— Exercise goal —
Copy every line of these rows without any changes.

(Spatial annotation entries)
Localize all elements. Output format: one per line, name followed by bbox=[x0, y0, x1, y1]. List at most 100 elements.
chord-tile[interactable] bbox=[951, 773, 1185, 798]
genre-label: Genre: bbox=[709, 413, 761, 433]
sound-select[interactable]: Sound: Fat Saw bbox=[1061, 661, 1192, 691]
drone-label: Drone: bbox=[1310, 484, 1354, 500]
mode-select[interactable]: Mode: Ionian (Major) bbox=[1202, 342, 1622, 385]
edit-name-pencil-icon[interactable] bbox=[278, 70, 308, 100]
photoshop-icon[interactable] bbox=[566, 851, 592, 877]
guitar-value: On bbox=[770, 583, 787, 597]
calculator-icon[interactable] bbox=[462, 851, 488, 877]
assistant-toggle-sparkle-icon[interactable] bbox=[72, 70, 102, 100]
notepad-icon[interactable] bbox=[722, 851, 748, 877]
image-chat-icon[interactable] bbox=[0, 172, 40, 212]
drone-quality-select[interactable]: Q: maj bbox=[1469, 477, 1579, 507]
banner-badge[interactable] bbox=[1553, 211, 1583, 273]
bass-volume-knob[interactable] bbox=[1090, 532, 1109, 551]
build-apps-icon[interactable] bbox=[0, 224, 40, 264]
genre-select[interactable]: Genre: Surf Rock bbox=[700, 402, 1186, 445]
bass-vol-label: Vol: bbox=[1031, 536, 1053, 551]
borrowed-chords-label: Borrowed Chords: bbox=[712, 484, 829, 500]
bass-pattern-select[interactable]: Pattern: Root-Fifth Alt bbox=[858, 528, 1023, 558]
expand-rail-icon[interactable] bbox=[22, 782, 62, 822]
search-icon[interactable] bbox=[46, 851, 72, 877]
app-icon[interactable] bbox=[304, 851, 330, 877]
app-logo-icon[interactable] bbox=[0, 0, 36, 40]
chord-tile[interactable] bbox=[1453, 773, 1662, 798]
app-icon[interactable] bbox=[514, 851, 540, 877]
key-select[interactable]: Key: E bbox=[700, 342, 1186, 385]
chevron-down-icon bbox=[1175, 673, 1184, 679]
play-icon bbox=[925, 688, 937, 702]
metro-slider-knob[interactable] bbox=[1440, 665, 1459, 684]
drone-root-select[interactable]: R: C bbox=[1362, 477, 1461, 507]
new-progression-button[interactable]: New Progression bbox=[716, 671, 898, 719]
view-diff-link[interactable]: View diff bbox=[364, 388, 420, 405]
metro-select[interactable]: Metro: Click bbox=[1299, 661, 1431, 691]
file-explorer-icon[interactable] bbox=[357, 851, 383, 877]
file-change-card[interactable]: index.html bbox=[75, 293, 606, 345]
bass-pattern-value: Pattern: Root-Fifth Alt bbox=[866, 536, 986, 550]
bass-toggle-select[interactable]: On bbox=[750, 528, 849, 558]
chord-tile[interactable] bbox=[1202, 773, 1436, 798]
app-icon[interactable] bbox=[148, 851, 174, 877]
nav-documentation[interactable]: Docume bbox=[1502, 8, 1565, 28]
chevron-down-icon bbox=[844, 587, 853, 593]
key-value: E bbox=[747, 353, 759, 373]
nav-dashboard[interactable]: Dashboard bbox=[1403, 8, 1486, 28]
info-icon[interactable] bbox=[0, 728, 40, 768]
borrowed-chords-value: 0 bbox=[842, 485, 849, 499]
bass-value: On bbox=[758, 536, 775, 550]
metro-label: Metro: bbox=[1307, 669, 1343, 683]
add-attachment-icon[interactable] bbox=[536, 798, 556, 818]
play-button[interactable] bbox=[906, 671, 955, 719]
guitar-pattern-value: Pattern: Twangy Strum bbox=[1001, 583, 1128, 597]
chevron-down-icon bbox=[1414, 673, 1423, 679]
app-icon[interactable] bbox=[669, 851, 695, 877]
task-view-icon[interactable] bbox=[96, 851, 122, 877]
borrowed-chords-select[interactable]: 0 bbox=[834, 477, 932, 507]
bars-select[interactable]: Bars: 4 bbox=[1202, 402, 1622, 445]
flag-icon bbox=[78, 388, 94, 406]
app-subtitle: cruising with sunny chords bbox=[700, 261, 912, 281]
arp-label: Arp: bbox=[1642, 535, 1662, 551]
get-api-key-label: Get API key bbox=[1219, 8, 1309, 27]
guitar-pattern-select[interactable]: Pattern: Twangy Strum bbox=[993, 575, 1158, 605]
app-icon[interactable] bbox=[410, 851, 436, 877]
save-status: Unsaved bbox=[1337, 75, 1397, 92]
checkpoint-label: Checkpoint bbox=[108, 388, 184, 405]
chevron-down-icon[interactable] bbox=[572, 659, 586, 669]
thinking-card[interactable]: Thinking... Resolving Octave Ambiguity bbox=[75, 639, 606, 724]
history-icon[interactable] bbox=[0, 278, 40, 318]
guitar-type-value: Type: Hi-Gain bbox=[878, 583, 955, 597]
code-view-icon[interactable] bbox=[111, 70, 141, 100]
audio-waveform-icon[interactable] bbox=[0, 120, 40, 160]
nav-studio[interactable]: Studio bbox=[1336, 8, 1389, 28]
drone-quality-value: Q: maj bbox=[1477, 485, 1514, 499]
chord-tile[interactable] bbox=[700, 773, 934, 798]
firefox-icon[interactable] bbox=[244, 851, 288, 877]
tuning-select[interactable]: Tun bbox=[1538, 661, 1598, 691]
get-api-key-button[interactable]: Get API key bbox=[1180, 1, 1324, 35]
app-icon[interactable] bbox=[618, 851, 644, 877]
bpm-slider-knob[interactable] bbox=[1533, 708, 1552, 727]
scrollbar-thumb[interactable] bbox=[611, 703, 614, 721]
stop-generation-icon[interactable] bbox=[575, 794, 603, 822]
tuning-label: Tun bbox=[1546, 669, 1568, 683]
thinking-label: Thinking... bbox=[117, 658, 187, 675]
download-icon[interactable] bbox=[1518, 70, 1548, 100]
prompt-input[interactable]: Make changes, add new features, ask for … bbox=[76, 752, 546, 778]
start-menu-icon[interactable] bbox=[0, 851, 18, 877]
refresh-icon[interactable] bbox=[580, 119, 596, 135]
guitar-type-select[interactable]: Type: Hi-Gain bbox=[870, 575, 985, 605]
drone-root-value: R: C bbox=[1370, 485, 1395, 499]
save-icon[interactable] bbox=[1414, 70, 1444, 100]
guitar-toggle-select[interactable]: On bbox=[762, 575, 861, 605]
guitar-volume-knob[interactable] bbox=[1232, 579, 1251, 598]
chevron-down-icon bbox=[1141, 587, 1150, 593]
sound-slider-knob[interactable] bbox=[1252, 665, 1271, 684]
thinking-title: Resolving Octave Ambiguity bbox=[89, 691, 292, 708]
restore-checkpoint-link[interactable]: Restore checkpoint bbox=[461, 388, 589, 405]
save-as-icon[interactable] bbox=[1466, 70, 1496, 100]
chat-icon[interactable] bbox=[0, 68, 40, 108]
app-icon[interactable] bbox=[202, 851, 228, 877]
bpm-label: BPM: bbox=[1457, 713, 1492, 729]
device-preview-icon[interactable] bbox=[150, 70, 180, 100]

— Result —
Localize all elements. Output format: one per line, name followed by bbox=[x0, y0, x1, y1]. List at most 100 elements.
chord-tile[interactable] bbox=[951, 773, 1185, 798]
genre-label: Genre: bbox=[709, 413, 761, 433]
sound-select[interactable]: Sound: Fat Saw bbox=[1061, 661, 1192, 691]
drone-label: Drone: bbox=[1310, 484, 1354, 500]
mode-select[interactable]: Mode: Ionian (Major) bbox=[1202, 342, 1622, 385]
edit-name-pencil-icon[interactable] bbox=[278, 70, 308, 100]
photoshop-icon[interactable] bbox=[566, 851, 592, 877]
guitar-value: On bbox=[770, 583, 787, 597]
calculator-icon[interactable] bbox=[462, 851, 488, 877]
assistant-toggle-sparkle-icon[interactable] bbox=[72, 70, 102, 100]
notepad-icon[interactable] bbox=[722, 851, 748, 877]
image-chat-icon[interactable] bbox=[0, 172, 40, 212]
drone-quality-select[interactable]: Q: maj bbox=[1469, 477, 1579, 507]
banner-badge[interactable] bbox=[1553, 211, 1583, 273]
bass-volume-knob[interactable] bbox=[1090, 532, 1109, 551]
build-apps-icon[interactable] bbox=[0, 224, 40, 264]
genre-select[interactable]: Genre: Surf Rock bbox=[700, 402, 1186, 445]
bass-vol-label: Vol: bbox=[1031, 536, 1053, 551]
borrowed-chords-label: Borrowed Chords: bbox=[712, 484, 829, 500]
bass-pattern-select[interactable]: Pattern: Root-Fifth Alt bbox=[858, 528, 1023, 558]
expand-rail-icon[interactable] bbox=[22, 782, 62, 822]
search-icon[interactable] bbox=[46, 851, 72, 877]
app-icon[interactable] bbox=[304, 851, 330, 877]
app-logo-icon[interactable] bbox=[0, 0, 36, 40]
chord-tile[interactable] bbox=[1453, 773, 1662, 798]
app-icon[interactable] bbox=[514, 851, 540, 877]
key-select[interactable]: Key: E bbox=[700, 342, 1186, 385]
chevron-down-icon bbox=[1175, 673, 1184, 679]
play-icon bbox=[925, 688, 937, 702]
metro-slider-knob[interactable] bbox=[1440, 665, 1459, 684]
drone-root-select[interactable]: R: C bbox=[1362, 477, 1461, 507]
new-progression-button[interactable]: New Progression bbox=[716, 671, 898, 719]
view-diff-link[interactable]: View diff bbox=[364, 388, 420, 405]
metro-select[interactable]: Metro: Click bbox=[1299, 661, 1431, 691]
file-explorer-icon[interactable] bbox=[357, 851, 383, 877]
file-change-card[interactable]: index.html bbox=[75, 293, 606, 345]
bass-pattern-value: Pattern: Root-Fifth Alt bbox=[866, 536, 986, 550]
bass-toggle-select[interactable]: On bbox=[750, 528, 849, 558]
chord-tile[interactable] bbox=[1202, 773, 1436, 798]
app-icon[interactable] bbox=[148, 851, 174, 877]
nav-documentation[interactable]: Docume bbox=[1502, 8, 1565, 28]
chevron-down-icon bbox=[844, 587, 853, 593]
key-value: E bbox=[747, 353, 759, 373]
nav-dashboard[interactable]: Dashboard bbox=[1403, 8, 1486, 28]
info-icon[interactable] bbox=[0, 728, 40, 768]
borrowed-chords-value: 0 bbox=[842, 485, 849, 499]
bass-value: On bbox=[758, 536, 775, 550]
metro-label: Metro: bbox=[1307, 669, 1343, 683]
add-attachment-icon[interactable] bbox=[536, 798, 556, 818]
play-button[interactable] bbox=[906, 671, 955, 719]
guitar-pattern-value: Pattern: Twangy Strum bbox=[1001, 583, 1128, 597]
chevron-down-icon bbox=[1414, 673, 1423, 679]
app-icon[interactable] bbox=[669, 851, 695, 877]
task-view-icon[interactable] bbox=[96, 851, 122, 877]
borrowed-chords-select[interactable]: 0 bbox=[834, 477, 932, 507]
bars-select[interactable]: Bars: 4 bbox=[1202, 402, 1622, 445]
flag-icon bbox=[78, 388, 94, 406]
app-subtitle: cruising with sunny chords bbox=[700, 261, 912, 281]
arp-label: Arp: bbox=[1642, 535, 1662, 551]
get-api-key-label: Get API key bbox=[1219, 8, 1309, 27]
guitar-pattern-select[interactable]: Pattern: Twangy Strum bbox=[993, 575, 1158, 605]
app-icon[interactable] bbox=[410, 851, 436, 877]
save-status: Unsaved bbox=[1337, 75, 1397, 92]
checkpoint-label: Checkpoint bbox=[108, 388, 184, 405]
chevron-down-icon[interactable] bbox=[572, 659, 586, 669]
thinking-card[interactable]: Thinking... Resolving Octave Ambiguity bbox=[75, 639, 606, 724]
history-icon[interactable] bbox=[0, 278, 40, 318]
guitar-type-value: Type: Hi-Gain bbox=[878, 583, 955, 597]
code-view-icon[interactable] bbox=[111, 70, 141, 100]
audio-waveform-icon[interactable] bbox=[0, 120, 40, 160]
nav-studio[interactable]: Studio bbox=[1336, 8, 1389, 28]
drone-quality-value: Q: maj bbox=[1477, 485, 1514, 499]
chord-tile[interactable] bbox=[700, 773, 934, 798]
firefox-icon[interactable] bbox=[244, 851, 288, 877]
tuning-select[interactable]: Tun bbox=[1538, 661, 1598, 691]
get-api-key-button[interactable]: Get API key bbox=[1180, 1, 1324, 35]
app-icon[interactable] bbox=[618, 851, 644, 877]
bpm-slider-knob[interactable] bbox=[1533, 708, 1552, 727]
scrollbar-thumb[interactable] bbox=[611, 703, 614, 721]
stop-generation-icon[interactable] bbox=[575, 794, 603, 822]
tuning-label: Tun bbox=[1546, 669, 1568, 683]
thinking-label: Thinking... bbox=[117, 658, 187, 675]
download-icon[interactable] bbox=[1518, 70, 1548, 100]
prompt-input[interactable]: Make changes, add new features, ask for … bbox=[76, 752, 546, 778]
start-menu-icon[interactable] bbox=[0, 851, 18, 877]
refresh-icon[interactable] bbox=[580, 119, 596, 135]
guitar-type-select[interactable]: Type: Hi-Gain bbox=[870, 575, 985, 605]
drone-root-value: R: C bbox=[1370, 485, 1395, 499]
save-icon[interactable] bbox=[1414, 70, 1444, 100]
guitar-toggle-select[interactable]: On bbox=[762, 575, 861, 605]
guitar-volume-knob[interactable] bbox=[1232, 579, 1251, 598]
chevron-down-icon bbox=[1141, 587, 1150, 593]
sound-slider-knob[interactable] bbox=[1252, 665, 1271, 684]
thinking-title: Resolving Octave Ambiguity bbox=[89, 691, 292, 708]
restore-checkpoint-link[interactable]: Restore checkpoint bbox=[461, 388, 589, 405]
save-as-icon[interactable] bbox=[1466, 70, 1496, 100]
chat-icon[interactable] bbox=[0, 68, 40, 108]
app-icon[interactable] bbox=[202, 851, 228, 877]
bpm-label: BPM: bbox=[1457, 713, 1492, 729]
device-preview-icon[interactable] bbox=[150, 70, 180, 100]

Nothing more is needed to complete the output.